# Provided entries start

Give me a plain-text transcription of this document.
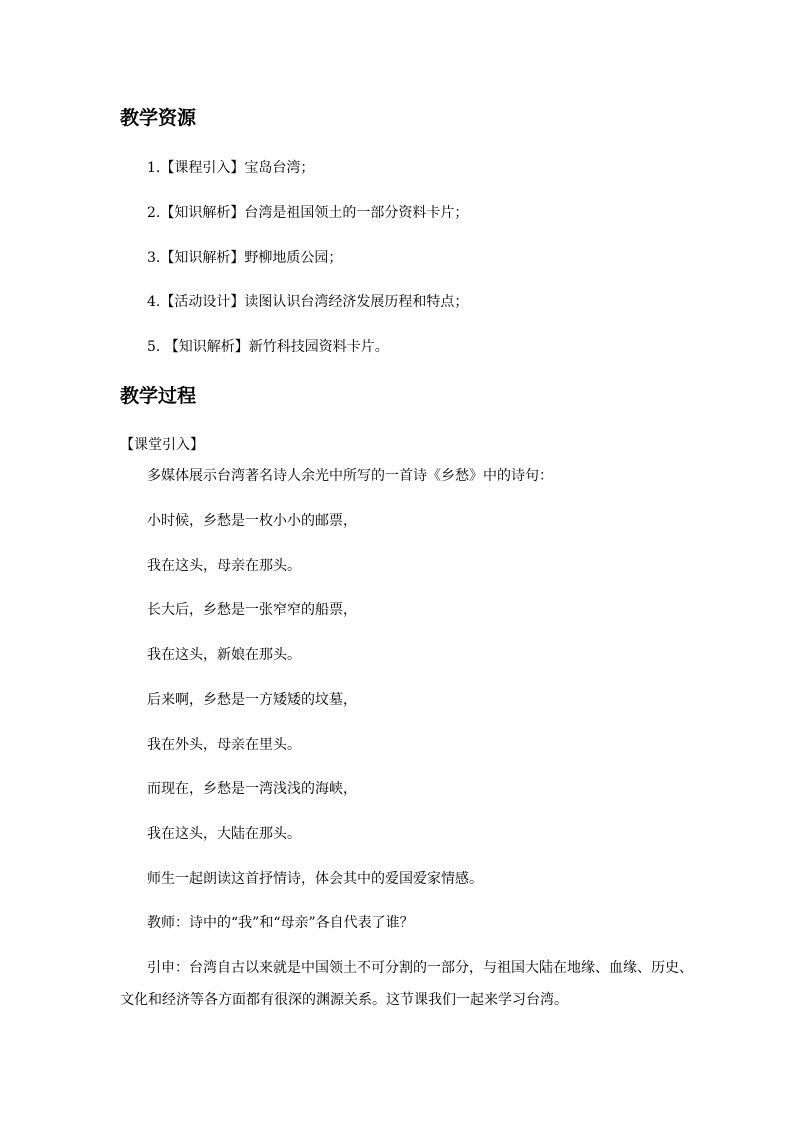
教学资源
1.【课程引入】宝岛台湾；
2.【知识解析】台湾是祖国领土的一部分资料卡片；
3.【知识解析】野柳地质公园；
4.【活动设计】读图认识台湾经济发展历程和特点；
5. 【知识解析】新竹科技园资料卡片。
教学过程
【课堂引入】
多媒体展示台湾著名诗人余光中所写的一首诗《乡愁》中的诗句：
小时候，乡愁是一枚小小的邮票，
我在这头，母亲在那头。
长大后，乡愁是一张窄窄的船票，
我在这头，新娘在那头。
后来啊，乡愁是一方矮矮的坟墓，
我在外头，母亲在里头。
而现在，乡愁是一湾浅浅的海峡，
我在这头，大陆在那头。
师生一起朗读这首抒情诗，体会其中的爱国爱家情感。
教师：诗中的“我”和“母亲”各自代表了谁？
引申：台湾自古以来就是中国领土不可分割的一部分，与祖国大陆在地缘、血缘、历史、
文化和经济等各方面都有很深的渊源关系。这节课我们一起来学习台湾。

# Provided entries end

> [What this task involves] Do not copy the pictures, but repeat every line exactly.

> [Full answer]
Give me a plain-text transcription of this document.
教学资源
1.【课程引入】宝岛台湾；
2.【知识解析】台湾是祖国领土的一部分资料卡片；
3.【知识解析】野柳地质公园；
4.【活动设计】读图认识台湾经济发展历程和特点；
5. 【知识解析】新竹科技园资料卡片。
教学过程
【课堂引入】
多媒体展示台湾著名诗人余光中所写的一首诗《乡愁》中的诗句：
小时候，乡愁是一枚小小的邮票，
我在这头，母亲在那头。
长大后，乡愁是一张窄窄的船票，
我在这头，新娘在那头。
后来啊，乡愁是一方矮矮的坟墓，
我在外头，母亲在里头。
而现在，乡愁是一湾浅浅的海峡，
我在这头，大陆在那头。
师生一起朗读这首抒情诗，体会其中的爱国爱家情感。
教师：诗中的“我”和“母亲”各自代表了谁？
引申：台湾自古以来就是中国领土不可分割的一部分，与祖国大陆在地缘、血缘、历史、
文化和经济等各方面都有很深的渊源关系。这节课我们一起来学习台湾。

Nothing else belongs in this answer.